===== EXTRACTED DATA =====
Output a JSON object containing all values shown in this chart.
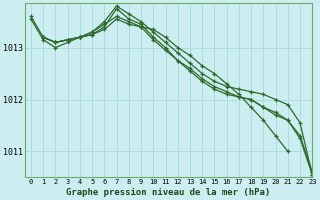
{
  "title": "Graphe pression niveau de la mer (hPa)",
  "background_color": "#cceef0",
  "grid_color": "#aadddd",
  "line_color": "#2d6a2d",
  "xlim": [
    -0.5,
    23
  ],
  "ylim": [
    1010.5,
    1013.85
  ],
  "yticks": [
    1011,
    1012,
    1013
  ],
  "xticks": [
    0,
    1,
    2,
    3,
    4,
    5,
    6,
    7,
    8,
    9,
    10,
    11,
    12,
    13,
    14,
    15,
    16,
    17,
    18,
    19,
    20,
    21,
    22,
    23
  ],
  "series": [
    {
      "x": [
        0,
        1,
        2,
        3,
        4,
        5,
        6,
        7,
        8,
        9,
        10,
        11,
        12,
        13,
        14,
        15,
        16,
        17,
        18,
        19,
        20,
        21
      ],
      "y": [
        1013.6,
        1013.2,
        1013.1,
        1013.15,
        1013.2,
        1013.25,
        1013.35,
        1013.55,
        1013.45,
        1013.4,
        1013.35,
        1013.2,
        1013.0,
        1012.85,
        1012.65,
        1012.5,
        1012.3,
        1012.1,
        1011.85,
        1011.6,
        1011.3,
        1011.0
      ]
    },
    {
      "x": [
        1,
        2,
        3,
        4,
        5,
        6,
        7,
        8,
        9,
        10,
        11,
        12,
        13,
        14,
        15,
        16,
        17,
        18,
        19,
        20,
        21,
        22,
        23
      ],
      "y": [
        1013.2,
        1013.1,
        1013.15,
        1013.2,
        1013.25,
        1013.4,
        1013.75,
        1013.55,
        1013.45,
        1013.2,
        1013.0,
        1012.75,
        1012.55,
        1012.35,
        1012.2,
        1012.1,
        1012.05,
        1012.0,
        1011.85,
        1011.7,
        1011.6,
        1011.3,
        1010.6
      ]
    },
    {
      "x": [
        1,
        2,
        3,
        4,
        5,
        6,
        7,
        8,
        9,
        10,
        11,
        12,
        13,
        14,
        15,
        16,
        17,
        18,
        19,
        20,
        21,
        22,
        23
      ],
      "y": [
        1013.2,
        1013.1,
        1013.15,
        1013.2,
        1013.3,
        1013.5,
        1013.8,
        1013.65,
        1013.5,
        1013.3,
        1013.1,
        1012.9,
        1012.7,
        1012.5,
        1012.35,
        1012.25,
        1012.2,
        1012.15,
        1012.1,
        1012.0,
        1011.9,
        1011.55,
        1010.55
      ]
    },
    {
      "x": [
        0,
        1,
        2,
        3,
        4,
        5,
        6,
        7,
        8,
        9,
        10,
        11,
        12,
        13,
        14,
        15,
        16,
        17,
        18,
        19,
        20,
        21,
        22,
        23
      ],
      "y": [
        1013.55,
        1013.15,
        1013.0,
        1013.1,
        1013.2,
        1013.3,
        1013.45,
        1013.6,
        1013.5,
        1013.4,
        1013.15,
        1012.95,
        1012.75,
        1012.6,
        1012.4,
        1012.25,
        1012.15,
        1012.05,
        1012.0,
        1011.85,
        1011.75,
        1011.6,
        1011.25,
        1010.55
      ]
    }
  ]
}
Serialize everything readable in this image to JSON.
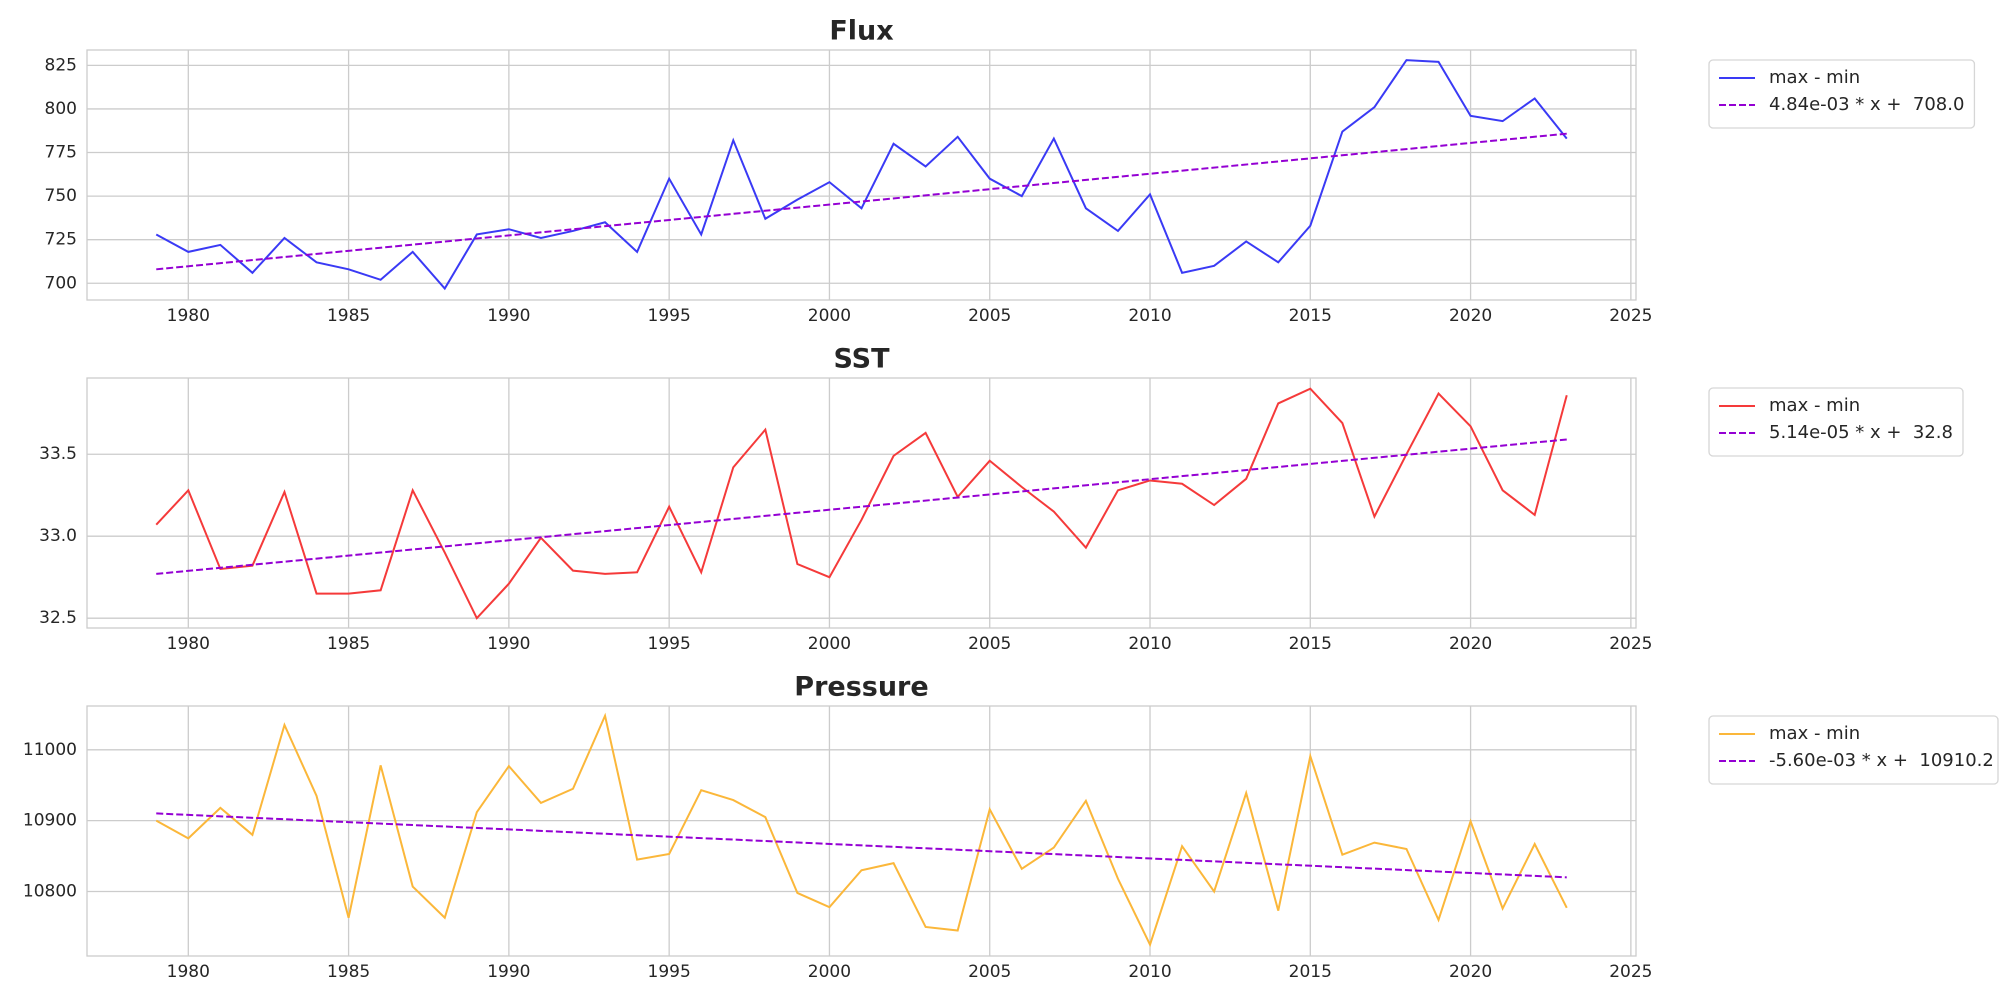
{
  "chart_data": [
    {
      "type": "line",
      "title": "Flux",
      "x": [
        1979,
        1980,
        1981,
        1982,
        1983,
        1984,
        1985,
        1986,
        1987,
        1988,
        1989,
        1990,
        1991,
        1992,
        1993,
        1994,
        1995,
        1996,
        1997,
        1998,
        1999,
        2000,
        2001,
        2002,
        2003,
        2004,
        2005,
        2006,
        2007,
        2008,
        2009,
        2010,
        2011,
        2012,
        2013,
        2014,
        2015,
        2016,
        2017,
        2018,
        2019,
        2020,
        2021,
        2022,
        2023
      ],
      "series": [
        {
          "name": "max - min",
          "color": "#3a3af5",
          "values": [
            728,
            718,
            722,
            706,
            726,
            712,
            708,
            702,
            718,
            697,
            728,
            731,
            726,
            730,
            735,
            718,
            760,
            728,
            782,
            737,
            748,
            758,
            743,
            780,
            767,
            784,
            760,
            750,
            783,
            743,
            730,
            751,
            706,
            710,
            724,
            712,
            733,
            787,
            801,
            828,
            827,
            796,
            793,
            806,
            783
          ]
        },
        {
          "name": "4.84e-03 * x +  708.0",
          "color": "#9400d3",
          "linestyle": "--",
          "x": [
            1979,
            2023
          ],
          "values": [
            708.0,
            785.8
          ]
        }
      ],
      "xlim": [
        1976.84,
        2025.16
      ],
      "xticks": [
        1980,
        1985,
        1990,
        1995,
        2000,
        2005,
        2010,
        2015,
        2020,
        2025
      ],
      "ylim": [
        690.4,
        833.8
      ],
      "yticks": [
        700,
        725,
        750,
        775,
        800,
        825
      ],
      "grid": true,
      "legend": "outside right"
    },
    {
      "type": "line",
      "title": "SST",
      "x": [
        1979,
        1980,
        1981,
        1982,
        1983,
        1984,
        1985,
        1986,
        1987,
        1988,
        1989,
        1990,
        1991,
        1992,
        1993,
        1994,
        1995,
        1996,
        1997,
        1998,
        1999,
        2000,
        2001,
        2002,
        2003,
        2004,
        2005,
        2006,
        2007,
        2008,
        2009,
        2010,
        2011,
        2012,
        2013,
        2014,
        2015,
        2016,
        2017,
        2018,
        2019,
        2020,
        2021,
        2022,
        2023
      ],
      "series": [
        {
          "name": "max - min",
          "color": "#f53a3a",
          "values": [
            33.07,
            33.28,
            32.8,
            32.82,
            33.27,
            32.65,
            32.65,
            32.67,
            33.28,
            32.9,
            32.5,
            32.71,
            32.99,
            32.79,
            32.77,
            32.78,
            33.18,
            32.78,
            33.42,
            33.65,
            32.83,
            32.75,
            33.1,
            33.49,
            33.63,
            33.24,
            33.46,
            33.3,
            33.15,
            32.93,
            33.28,
            33.34,
            33.32,
            33.19,
            33.35,
            33.81,
            33.9,
            33.69,
            33.12,
            33.5,
            33.87,
            33.67,
            33.28,
            33.13,
            33.86
          ]
        },
        {
          "name": "5.14e-05 * x +  32.8",
          "color": "#9400d3",
          "linestyle": "--",
          "x": [
            1979,
            2023
          ],
          "values": [
            32.77,
            33.59
          ]
        }
      ],
      "xlim": [
        1976.84,
        2025.16
      ],
      "xticks": [
        1980,
        1985,
        1990,
        1995,
        2000,
        2005,
        2010,
        2015,
        2020,
        2025
      ],
      "ylim": [
        32.44,
        33.965
      ],
      "yticks": [
        {
          "value": 32.5,
          "label": "32.5"
        },
        {
          "value": 33,
          "label": "33.0"
        },
        {
          "value": 33.5,
          "label": "33.5"
        }
      ],
      "grid": true,
      "legend": "outside right"
    },
    {
      "type": "line",
      "title": "Pressure",
      "x": [
        1979,
        1980,
        1981,
        1982,
        1983,
        1984,
        1985,
        1986,
        1987,
        1988,
        1989,
        1990,
        1991,
        1992,
        1993,
        1994,
        1995,
        1996,
        1997,
        1998,
        1999,
        2000,
        2001,
        2002,
        2003,
        2004,
        2005,
        2006,
        2007,
        2008,
        2009,
        2010,
        2011,
        2012,
        2013,
        2014,
        2015,
        2016,
        2017,
        2018,
        2019,
        2020,
        2021,
        2022,
        2023
      ],
      "series": [
        {
          "name": "max - min",
          "color": "#fbb73a",
          "values": [
            10900,
            10875,
            10918,
            10880,
            11035,
            10935,
            10763,
            10978,
            10807,
            10763,
            10912,
            10977,
            10925,
            10945,
            11048,
            10845,
            10853,
            10943,
            10929,
            10905,
            10798,
            10778,
            10830,
            10840,
            10750,
            10745,
            10916,
            10832,
            10862,
            10928,
            10818,
            10725,
            10864,
            10800,
            10939,
            10773,
            10991,
            10852,
            10869,
            10860,
            10760,
            10899,
            10776,
            10867,
            10777
          ]
        },
        {
          "name": "-5.60e-03 * x +  10910.2",
          "color": "#9400d3",
          "linestyle": "--",
          "x": [
            1979,
            2023
          ],
          "values": [
            10910.2,
            10820
          ]
        }
      ],
      "xlim": [
        1976.84,
        2025.16
      ],
      "xticks": [
        1980,
        1985,
        1990,
        1995,
        2000,
        2005,
        2010,
        2015,
        2020,
        2025
      ],
      "ylim": [
        10709,
        11061.8
      ],
      "yticks": [
        10800,
        10900,
        11000
      ],
      "grid": true,
      "legend": "outside right"
    }
  ]
}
=====
Work out the count of lines containing the word "title", then write only that count.

## [RESPONSE FOR THIS EXERCISE]
4